* **WHAT YOU HAVE TO DO**
Pick out each line below containing "مولانا".

* **RECORDS PROVIDED**
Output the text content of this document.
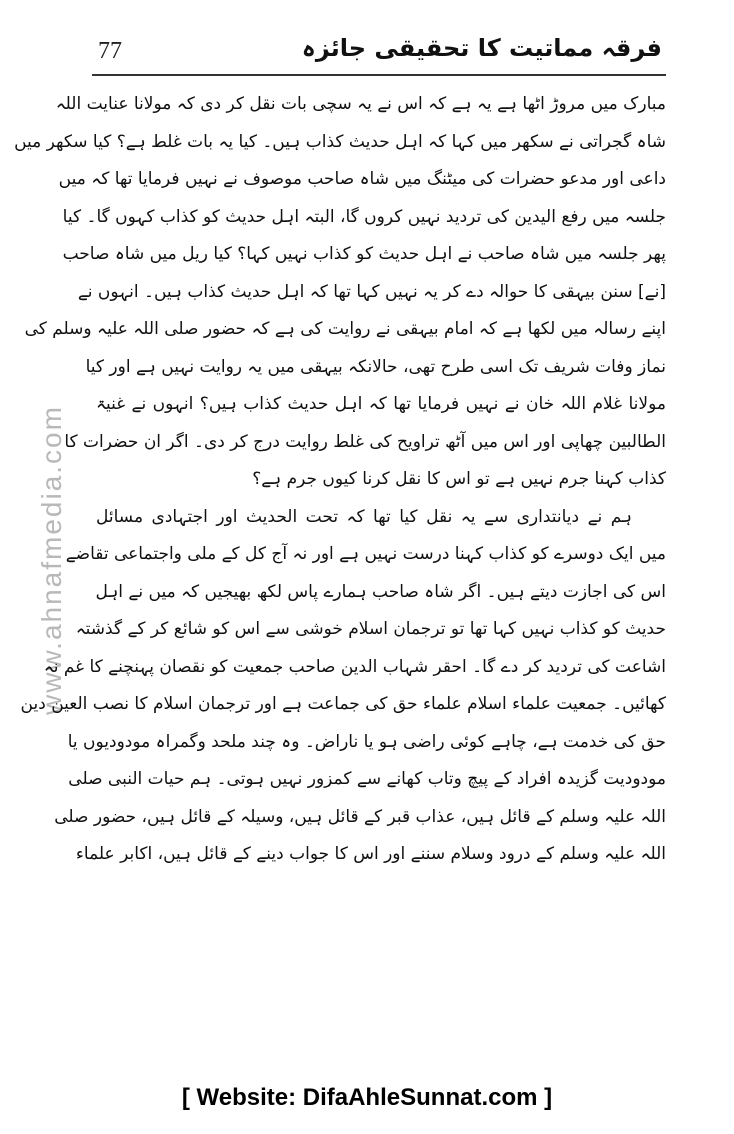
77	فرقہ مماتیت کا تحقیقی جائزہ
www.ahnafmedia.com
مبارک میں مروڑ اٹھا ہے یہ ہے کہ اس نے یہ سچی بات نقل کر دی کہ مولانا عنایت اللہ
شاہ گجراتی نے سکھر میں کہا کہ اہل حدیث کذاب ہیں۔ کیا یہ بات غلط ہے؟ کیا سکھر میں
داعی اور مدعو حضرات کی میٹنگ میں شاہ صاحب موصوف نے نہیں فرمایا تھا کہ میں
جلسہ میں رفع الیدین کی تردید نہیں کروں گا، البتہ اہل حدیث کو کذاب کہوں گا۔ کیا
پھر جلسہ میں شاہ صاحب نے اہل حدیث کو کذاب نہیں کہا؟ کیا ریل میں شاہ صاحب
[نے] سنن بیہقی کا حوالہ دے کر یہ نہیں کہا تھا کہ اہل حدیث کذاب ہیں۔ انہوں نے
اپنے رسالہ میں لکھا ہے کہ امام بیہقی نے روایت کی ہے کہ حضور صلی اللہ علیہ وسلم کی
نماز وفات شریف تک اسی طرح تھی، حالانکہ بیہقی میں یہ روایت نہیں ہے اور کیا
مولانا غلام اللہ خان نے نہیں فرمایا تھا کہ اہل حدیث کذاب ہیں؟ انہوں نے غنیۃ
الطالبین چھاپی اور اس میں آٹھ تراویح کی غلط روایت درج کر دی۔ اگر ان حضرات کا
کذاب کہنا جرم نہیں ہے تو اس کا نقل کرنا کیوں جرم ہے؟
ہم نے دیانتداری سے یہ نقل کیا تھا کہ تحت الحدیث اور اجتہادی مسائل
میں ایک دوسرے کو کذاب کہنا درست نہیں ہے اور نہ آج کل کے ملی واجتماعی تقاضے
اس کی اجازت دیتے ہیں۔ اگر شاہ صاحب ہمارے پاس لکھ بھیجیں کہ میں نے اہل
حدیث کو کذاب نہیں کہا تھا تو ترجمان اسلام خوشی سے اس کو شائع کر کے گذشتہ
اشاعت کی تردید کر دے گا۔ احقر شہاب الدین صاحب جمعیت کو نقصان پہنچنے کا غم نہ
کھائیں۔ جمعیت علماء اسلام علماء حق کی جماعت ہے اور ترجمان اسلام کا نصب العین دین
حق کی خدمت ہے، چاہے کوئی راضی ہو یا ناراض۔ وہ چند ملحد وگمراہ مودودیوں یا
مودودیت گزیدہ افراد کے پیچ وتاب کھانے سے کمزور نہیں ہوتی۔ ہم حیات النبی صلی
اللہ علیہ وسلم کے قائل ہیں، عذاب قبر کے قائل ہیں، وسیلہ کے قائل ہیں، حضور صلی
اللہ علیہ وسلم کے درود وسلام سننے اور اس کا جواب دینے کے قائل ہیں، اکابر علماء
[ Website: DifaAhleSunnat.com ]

* **RESPONSE**
مبارک میں مروڑ اٹھا ہے یہ ہے کہ اس نے یہ سچی بات نقل کر دی کہ مولانا عنایت اللہ
مولانا غلام اللہ خان نے نہیں فرمایا تھا کہ اہل حدیث کذاب ہیں؟ انہوں نے غنیۃ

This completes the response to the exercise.